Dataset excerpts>

--- start ---

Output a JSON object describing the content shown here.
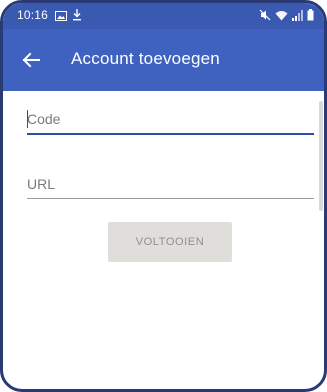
{
  "status_bar": {
    "time": "10:16",
    "left_icons": [
      "image-icon",
      "download-icon"
    ],
    "right_icons": [
      "mute-icon",
      "wifi-icon",
      "signal-icon",
      "battery-icon"
    ]
  },
  "app_bar": {
    "title": "Account toevoegen",
    "back_icon": "arrow-left-icon",
    "color": "#3f62c0"
  },
  "form": {
    "code_placeholder": "Code",
    "url_placeholder": "URL",
    "submit_label": "VOLTOOIEN"
  },
  "colors": {
    "status_bar": "#3a5ab2",
    "accent": "#2e4da6",
    "button_bg": "#e0dedb"
  }
}
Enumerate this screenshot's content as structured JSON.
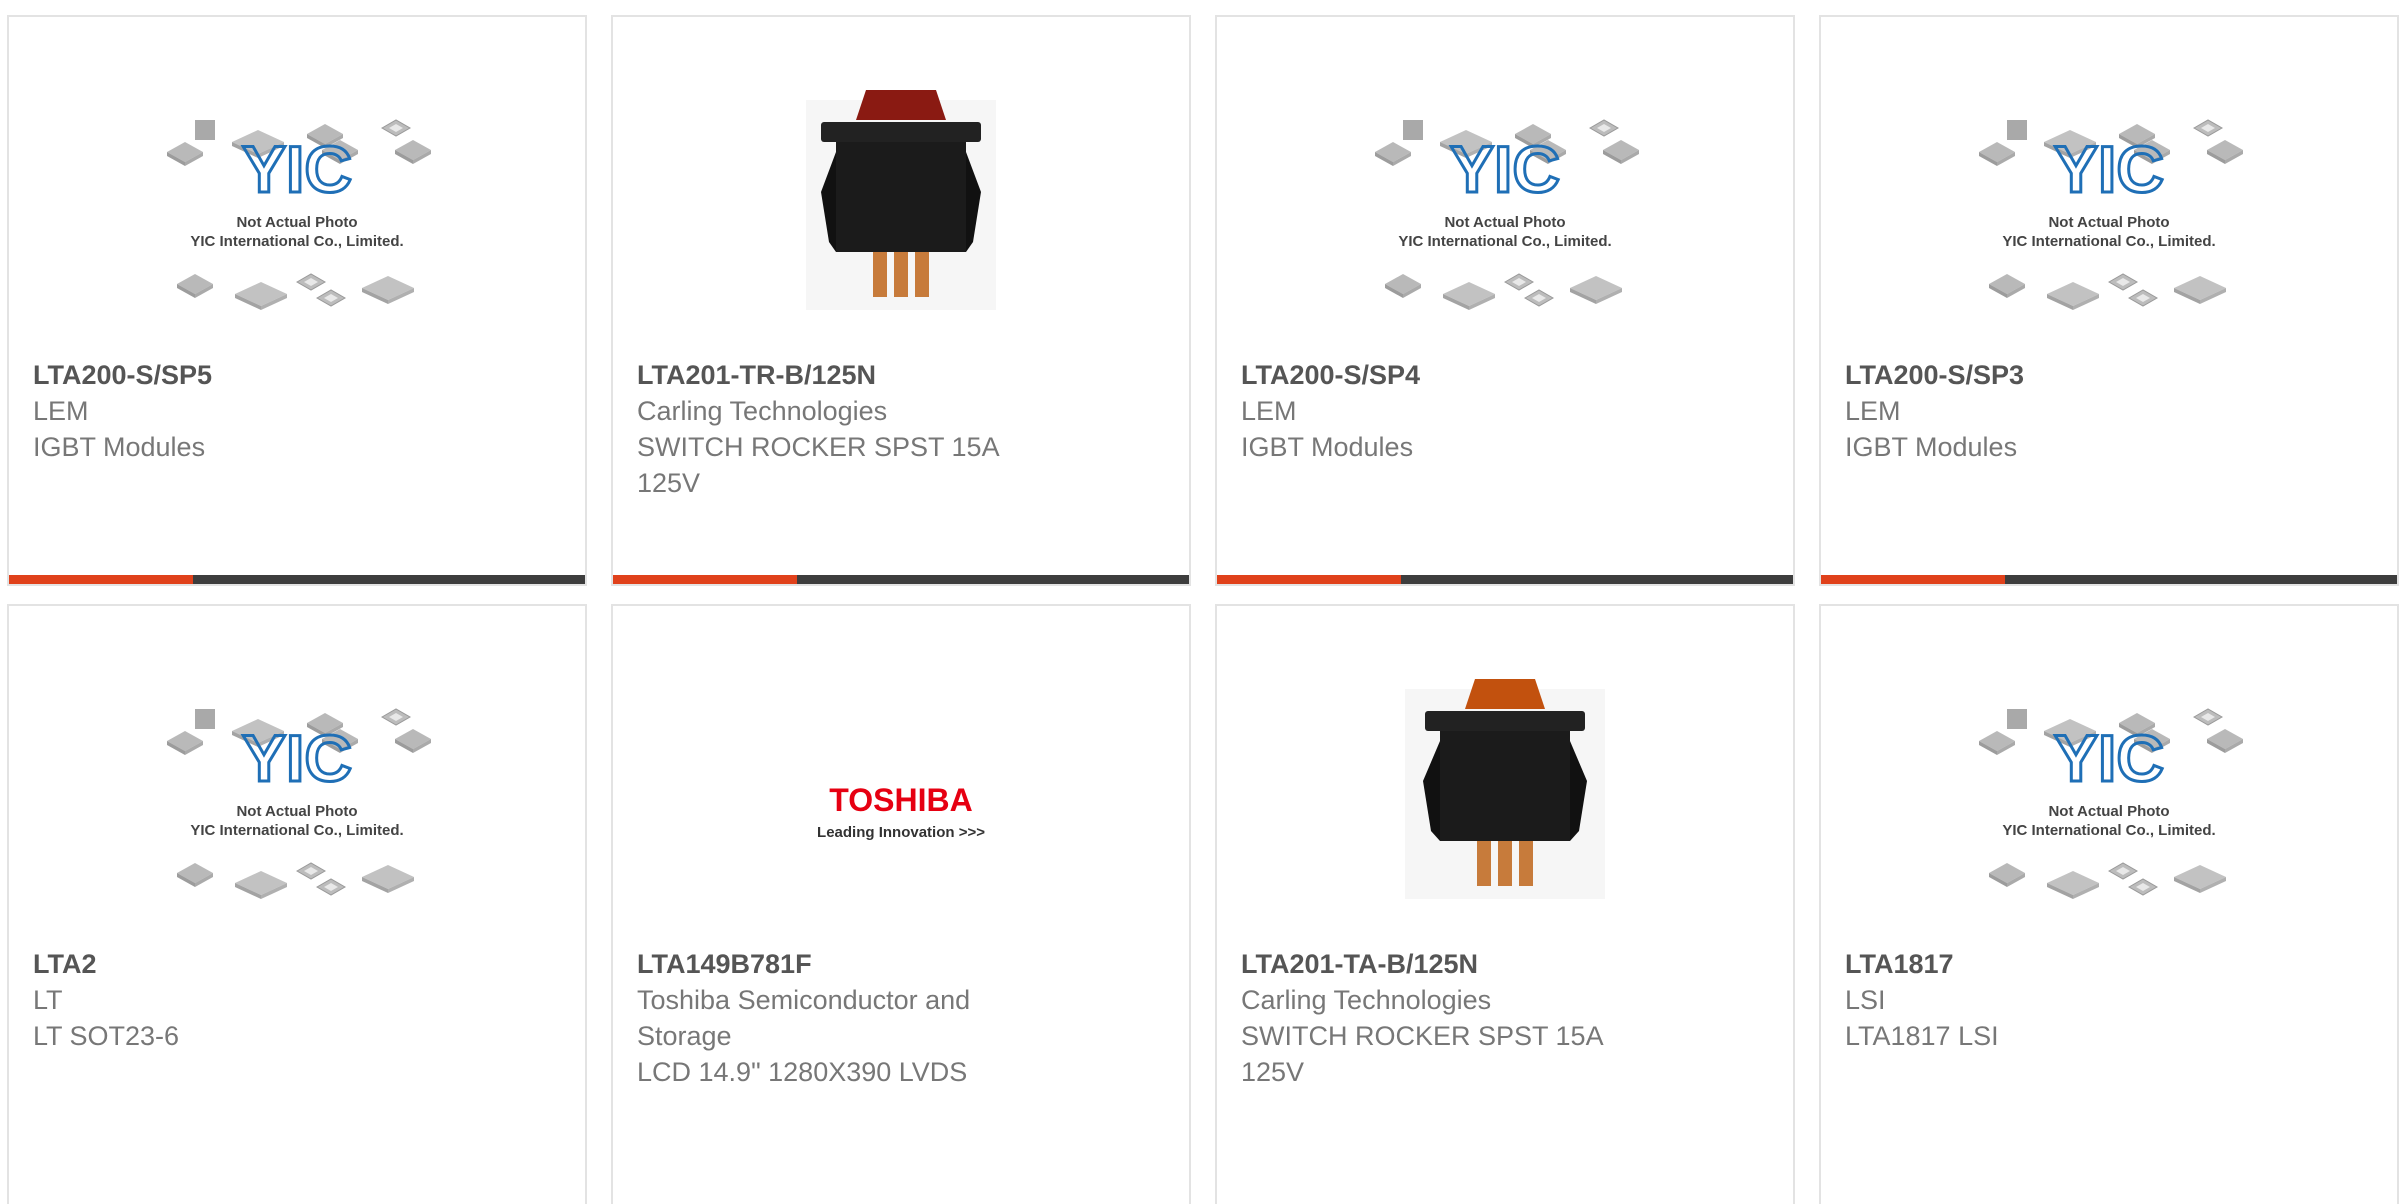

--- end ---

Repeat the data exactly, excluding the pictures.

Output a JSON object describing the content shown here.
{
  "status_bar": {
    "time": "10:16",
    "left_icons": [
      "image-icon",
      "download-icon"
    ],
    "right_icons": [
      "mute-icon",
      "wifi-icon",
      "signal-icon",
      "battery-icon"
    ]
  },
  "app_bar": {
    "title": "Account toevoegen",
    "back_icon": "arrow-left-icon",
    "color": "#3f62c0"
  },
  "form": {
    "code_placeholder": "Code",
    "url_placeholder": "URL",
    "submit_label": "VOLTOOIEN"
  },
  "colors": {
    "status_bar": "#3a5ab2",
    "accent": "#2e4da6",
    "button_bg": "#e0dedb"
  }
}
Enumerate this screenshot's content as structured JSON.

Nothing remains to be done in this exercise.